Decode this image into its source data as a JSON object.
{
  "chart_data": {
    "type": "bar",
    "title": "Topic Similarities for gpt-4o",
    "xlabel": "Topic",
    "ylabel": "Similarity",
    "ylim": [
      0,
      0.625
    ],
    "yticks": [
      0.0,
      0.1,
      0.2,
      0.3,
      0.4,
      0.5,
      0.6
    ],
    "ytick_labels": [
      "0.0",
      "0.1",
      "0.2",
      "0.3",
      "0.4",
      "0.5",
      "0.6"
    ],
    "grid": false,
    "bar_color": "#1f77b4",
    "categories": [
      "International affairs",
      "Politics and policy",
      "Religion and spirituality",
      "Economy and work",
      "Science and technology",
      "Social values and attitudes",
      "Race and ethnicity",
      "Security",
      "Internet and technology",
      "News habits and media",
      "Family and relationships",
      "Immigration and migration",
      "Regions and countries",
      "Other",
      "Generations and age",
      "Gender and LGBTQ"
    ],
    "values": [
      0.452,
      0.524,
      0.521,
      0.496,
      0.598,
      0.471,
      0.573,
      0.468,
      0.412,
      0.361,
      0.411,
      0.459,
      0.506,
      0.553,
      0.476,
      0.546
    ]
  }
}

→ **Exercise**
Repeat every entry exactly as written above.

→ **Complete answer**
Decode this image into its source data as a JSON object.
{
  "chart_data": {
    "type": "bar",
    "title": "Topic Similarities for gpt-4o",
    "xlabel": "Topic",
    "ylabel": "Similarity",
    "ylim": [
      0,
      0.625
    ],
    "yticks": [
      0.0,
      0.1,
      0.2,
      0.3,
      0.4,
      0.5,
      0.6
    ],
    "ytick_labels": [
      "0.0",
      "0.1",
      "0.2",
      "0.3",
      "0.4",
      "0.5",
      "0.6"
    ],
    "grid": false,
    "bar_color": "#1f77b4",
    "categories": [
      "International affairs",
      "Politics and policy",
      "Religion and spirituality",
      "Economy and work",
      "Science and technology",
      "Social values and attitudes",
      "Race and ethnicity",
      "Security",
      "Internet and technology",
      "News habits and media",
      "Family and relationships",
      "Immigration and migration",
      "Regions and countries",
      "Other",
      "Generations and age",
      "Gender and LGBTQ"
    ],
    "values": [
      0.452,
      0.524,
      0.521,
      0.496,
      0.598,
      0.471,
      0.573,
      0.468,
      0.412,
      0.361,
      0.411,
      0.459,
      0.506,
      0.553,
      0.476,
      0.546
    ]
  }
}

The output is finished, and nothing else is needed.